**Stated problem:** Identify the lines that contain the string "frac" and copy all of them.

── Task input

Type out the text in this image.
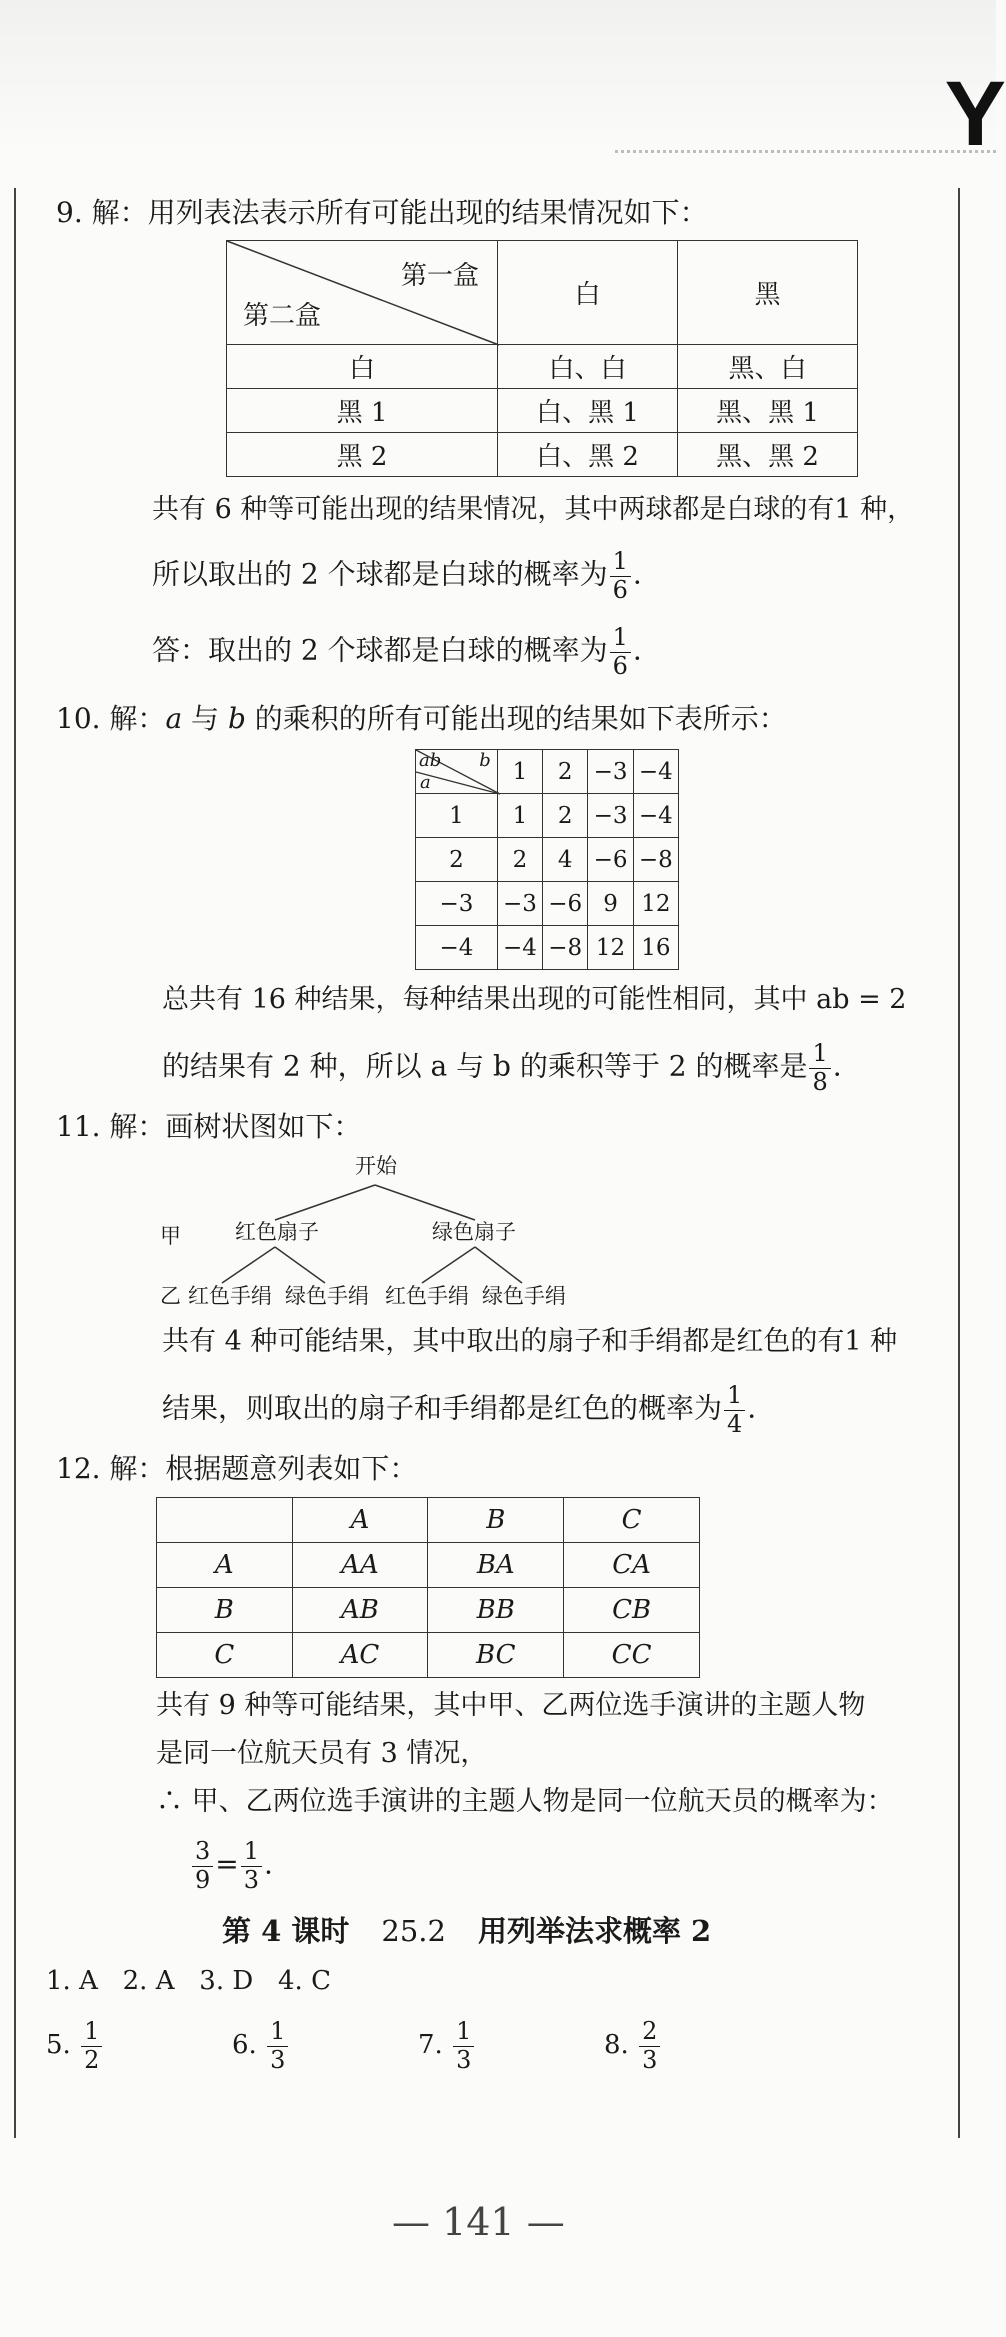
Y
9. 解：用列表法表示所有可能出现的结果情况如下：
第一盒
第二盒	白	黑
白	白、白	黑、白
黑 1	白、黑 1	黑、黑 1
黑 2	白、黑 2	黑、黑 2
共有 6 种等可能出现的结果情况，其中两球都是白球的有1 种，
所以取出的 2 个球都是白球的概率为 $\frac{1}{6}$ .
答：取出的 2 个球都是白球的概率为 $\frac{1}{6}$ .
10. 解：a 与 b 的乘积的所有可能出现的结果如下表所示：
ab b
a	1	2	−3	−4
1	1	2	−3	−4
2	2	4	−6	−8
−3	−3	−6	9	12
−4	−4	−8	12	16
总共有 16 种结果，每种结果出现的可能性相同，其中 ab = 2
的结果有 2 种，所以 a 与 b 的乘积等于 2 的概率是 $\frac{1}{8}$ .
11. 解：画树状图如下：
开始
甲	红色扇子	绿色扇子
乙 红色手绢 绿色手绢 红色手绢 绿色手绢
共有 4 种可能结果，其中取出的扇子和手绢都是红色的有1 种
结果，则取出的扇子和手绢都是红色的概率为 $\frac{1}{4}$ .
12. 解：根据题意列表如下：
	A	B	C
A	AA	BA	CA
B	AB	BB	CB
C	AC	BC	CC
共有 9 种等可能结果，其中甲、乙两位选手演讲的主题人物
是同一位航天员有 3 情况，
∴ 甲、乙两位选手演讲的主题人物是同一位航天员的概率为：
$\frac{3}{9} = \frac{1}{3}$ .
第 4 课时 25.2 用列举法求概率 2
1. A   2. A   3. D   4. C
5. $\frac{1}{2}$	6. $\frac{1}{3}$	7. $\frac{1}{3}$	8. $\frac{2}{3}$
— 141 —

────
── Task input

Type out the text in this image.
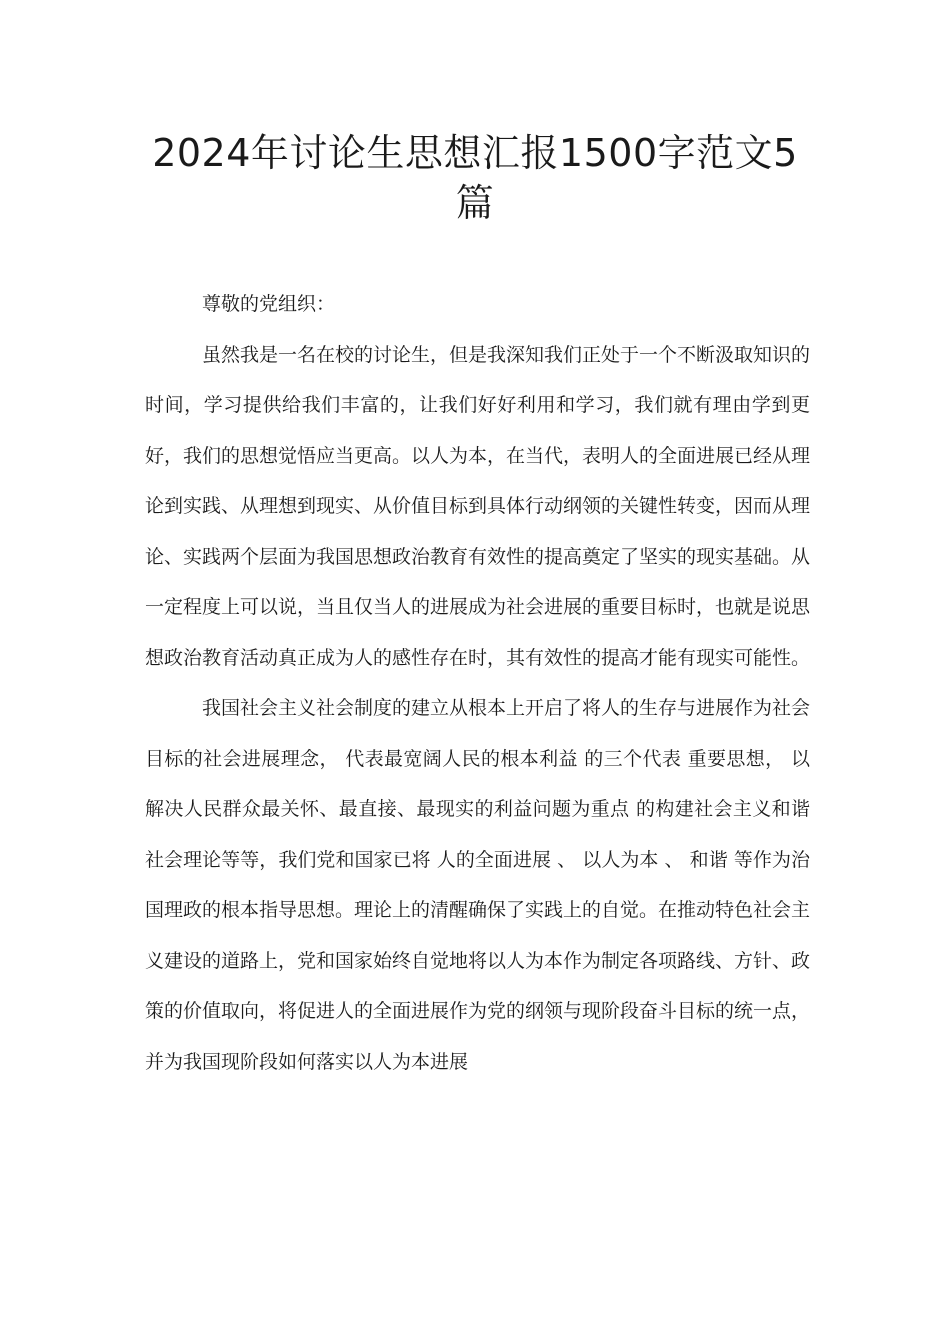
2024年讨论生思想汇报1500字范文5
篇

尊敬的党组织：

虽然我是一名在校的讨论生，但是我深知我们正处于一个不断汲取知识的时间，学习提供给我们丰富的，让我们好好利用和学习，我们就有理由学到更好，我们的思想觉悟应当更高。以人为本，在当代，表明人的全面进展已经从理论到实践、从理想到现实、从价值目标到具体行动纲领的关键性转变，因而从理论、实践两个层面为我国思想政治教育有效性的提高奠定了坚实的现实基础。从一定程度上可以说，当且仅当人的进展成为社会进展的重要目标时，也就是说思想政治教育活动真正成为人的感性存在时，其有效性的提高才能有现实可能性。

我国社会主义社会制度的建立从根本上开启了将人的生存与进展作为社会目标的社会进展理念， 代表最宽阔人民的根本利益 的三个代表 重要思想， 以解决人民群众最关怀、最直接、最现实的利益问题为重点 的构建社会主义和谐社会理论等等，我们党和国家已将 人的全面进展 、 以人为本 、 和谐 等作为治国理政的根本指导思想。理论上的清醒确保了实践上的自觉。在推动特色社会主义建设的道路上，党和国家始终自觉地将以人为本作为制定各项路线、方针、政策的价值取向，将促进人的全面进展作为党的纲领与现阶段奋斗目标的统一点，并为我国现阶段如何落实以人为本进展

────

**Reply:**
所以取出的 2 个球都是白球的概率为 $\frac{1}{6}$ .
答：取出的 2 个球都是白球的概率为 $\frac{1}{6}$ .
的结果有 2 种，所以 a 与 b 的乘积等于 2 的概率是 $\frac{1}{8}$ .
结果，则取出的扇子和手绢都是红色的概率为 $\frac{1}{4}$ .
$\frac{3}{9} = \frac{1}{3}$ .
5. $\frac{1}{2}$	6. $\frac{1}{3}$	7. $\frac{1}{3}$	8. $\frac{2}{3}$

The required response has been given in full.